── Text provided
Due to the aforementioned inconsistent approaches and analysis taken, the Pennsylvania Supreme Court addressed the confusion surrounding this oft-argued issue in Chase and determined whether the 2004 amendment of 75 Pa. C.S.A. §6308 was constitutional. In Chase, the police officer arrested the defendant for DUI after he observed the defendant’s vehicle cross the center line for several seconds while speeding. Chase, 599 Pa. at 86-87,960 A.2d at 111. The police officer had followed the defendant’s car and observed it cross the right fog line and center line for several seconds and then make a wide right turn. Id. at 87, 111. The defendant in Chase filed an Omnibus Pre-Trial Motion to suppress all evidence obtained after the traffic stop and argued that the stop itself was unconstitutional, because 75 Pa. C.S.A. §6308 required only reasonable suspicion for a police officer to effectuate a traffic stop. Id. In light of these events, the trial court granted the defendant’s suppression motion and concluded that both the federal and Pennsylvania state Constitutions require probable cause to stop a vehicle for an alleged Motor Vehicle Code violation and, in doing so, rendered 75 Pa. C.S.A. §6308(b) unconstitutional. Id. The Commonwealth subsequently appealed directly to the Pennsylvania Supreme Court.
In reaching its decision in Chase, the Pennsylvania Supreme Court looked to federal circuit decisions on this issue, which had consistently held that a vehicular Terry stop to permit the investigation of suspected criminal activity was constitutional. Chase, 599 Pa. at 91-92, 960 A.2d at 114. In doing so, it held that an investigatable stop such as DUI is to be analogized to a Terry-style stop because both are conducted so that the officer can “secure such other information as the officer may reasonable believe to be necessary to enforce the provisions [of the Vehicle Code]. Id. at 80, 108. It stated that, “[i]f reasonable suspicion exists, but a stop cannot further the purpose behind allowing the stop, the ‘investigative’ goal, as it were, it cannot be a valid stop.” Id. at 92, 115.
────
── Listed records
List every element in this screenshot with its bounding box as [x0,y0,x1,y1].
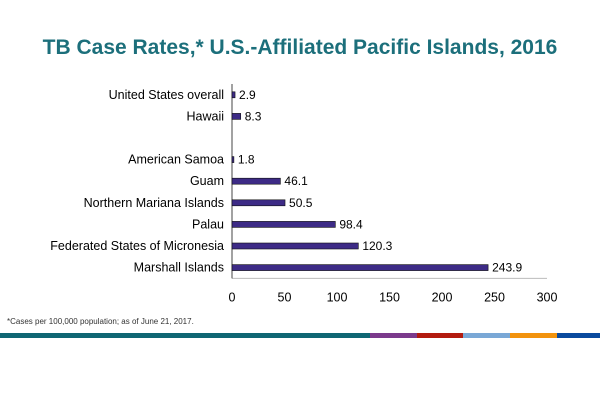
data-label: 243.9 [492,261,522,275]
band-segment [417,333,463,338]
bar [231,91,236,99]
band-segment [0,333,370,338]
category-label: Marshall Islands [134,261,224,275]
category-label: United States overall [109,88,224,102]
data-label: 120.3 [362,239,392,253]
band-segment [557,333,600,338]
bar [231,264,489,271]
category-label: American Samoa [128,153,224,167]
x-tick-label: 150 [379,290,400,304]
category-label: Federated States of Micronesia [50,239,224,253]
bar [231,177,281,185]
footnote: *Cases per 100,000 population; as of Jun… [7,317,194,326]
color-band [0,333,600,338]
bar [231,242,359,250]
x-tick-label: 50 [278,290,292,304]
data-label: 46.1 [284,174,308,188]
category-label: Palau [192,217,224,231]
chart-title: TB Case Rates,* U.S.-Affiliated Pacific … [42,36,558,59]
band-segment [463,333,510,338]
category-label: Hawaii [186,109,224,123]
data-label: 2.9 [239,88,256,102]
bar [231,156,235,163]
data-label: 98.4 [339,217,363,231]
x-tick-label: 200 [432,290,453,304]
bar [231,199,286,207]
category-label: Northern Mariana Islands [84,196,224,210]
data-label: 50.5 [289,196,313,210]
x-tick-label: 100 [327,290,348,304]
data-label: 8.3 [245,109,262,123]
category-label: Guam [190,174,224,188]
data-label: 1.8 [238,153,255,167]
bar [231,113,242,120]
x-tick-label: 300 [537,290,558,304]
band-segment [510,333,557,338]
bar [231,221,336,228]
band-segment [370,333,417,338]
bar-chart: United States overall 2.9 Hawaii 8.3 America… [50,84,558,304]
x-tick-label: 0 [229,290,236,304]
x-tick-label: 250 [484,290,505,304]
────
Required actions:
• a. According to the text on the Chase case, to which court did the Commonwealth appeal after the trial court's ruling?
• b. Set down the stretch of the text on the Chase case from "In reaching its" through "at 92, 115.", word for word.

Exercise responses:
• a. The Pennsylvania Supreme Court.

• b.
In reaching its decision in Chase, the Pennsylvania Supreme Court looked to federal circuit decisions on this issue, which had consistently held that a vehicular Terry stop to permit the investigation of suspected criminal activity was constitutional. Chase, 599 Pa. at 91-92, 960 A.2d at 114. In doing so, it held that an investigatable stop such as DUI is to be analogized to a Terry-style stop because both are conducted so that the officer can “secure such other information as the officer may reasonable believe to be necessary to enforce the provisions [of the Vehicle Code]. Id. at 80, 108. It stated that, “[i]f reasonable suspicion exists, but a stop cannot further the purpose behind allowing the stop, the ‘investigative’ goal, as it were, it cannot be a valid stop.” Id. at 92, 115.